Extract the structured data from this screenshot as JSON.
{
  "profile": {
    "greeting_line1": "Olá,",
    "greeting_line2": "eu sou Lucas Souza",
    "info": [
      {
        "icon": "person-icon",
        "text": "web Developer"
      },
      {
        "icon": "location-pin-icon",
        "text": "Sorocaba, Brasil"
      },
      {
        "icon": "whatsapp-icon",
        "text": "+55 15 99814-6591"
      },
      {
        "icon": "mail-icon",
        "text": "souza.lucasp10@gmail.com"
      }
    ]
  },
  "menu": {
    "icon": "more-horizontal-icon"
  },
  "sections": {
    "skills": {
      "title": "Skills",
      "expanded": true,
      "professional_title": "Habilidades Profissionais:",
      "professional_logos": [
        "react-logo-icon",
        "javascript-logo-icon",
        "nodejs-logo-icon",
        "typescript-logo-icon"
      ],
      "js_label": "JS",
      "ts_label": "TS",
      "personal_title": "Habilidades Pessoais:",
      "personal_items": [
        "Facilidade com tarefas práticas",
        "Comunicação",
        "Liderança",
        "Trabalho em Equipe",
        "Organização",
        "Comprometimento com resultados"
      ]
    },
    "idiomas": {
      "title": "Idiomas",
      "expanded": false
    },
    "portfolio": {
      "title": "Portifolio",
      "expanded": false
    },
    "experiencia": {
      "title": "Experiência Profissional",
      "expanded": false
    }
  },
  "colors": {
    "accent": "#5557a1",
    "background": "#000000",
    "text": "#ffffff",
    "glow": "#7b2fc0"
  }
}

****

▸ Goal
Repeat all of the records above exactly as they appear.

▸ Response to the exercise
Extract the structured data from this screenshot as JSON.
{
  "profile": {
    "greeting_line1": "Olá,",
    "greeting_line2": "eu sou Lucas Souza",
    "info": [
      {
        "icon": "person-icon",
        "text": "web Developer"
      },
      {
        "icon": "location-pin-icon",
        "text": "Sorocaba, Brasil"
      },
      {
        "icon": "whatsapp-icon",
        "text": "+55 15 99814-6591"
      },
      {
        "icon": "mail-icon",
        "text": "souza.lucasp10@gmail.com"
      }
    ]
  },
  "menu": {
    "icon": "more-horizontal-icon"
  },
  "sections": {
    "skills": {
      "title": "Skills",
      "expanded": true,
      "professional_title": "Habilidades Profissionais:",
      "professional_logos": [
        "react-logo-icon",
        "javascript-logo-icon",
        "nodejs-logo-icon",
        "typescript-logo-icon"
      ],
      "js_label": "JS",
      "ts_label": "TS",
      "personal_title": "Habilidades Pessoais:",
      "personal_items": [
        "Facilidade com tarefas práticas",
        "Comunicação",
        "Liderança",
        "Trabalho em Equipe",
        "Organização",
        "Comprometimento com resultados"
      ]
    },
    "idiomas": {
      "title": "Idiomas",
      "expanded": false
    },
    "portfolio": {
      "title": "Portifolio",
      "expanded": false
    },
    "experiencia": {
      "title": "Experiência Profissional",
      "expanded": false
    }
  },
  "colors": {
    "accent": "#5557a1",
    "background": "#000000",
    "text": "#ffffff",
    "glow": "#7b2fc0"
  }
}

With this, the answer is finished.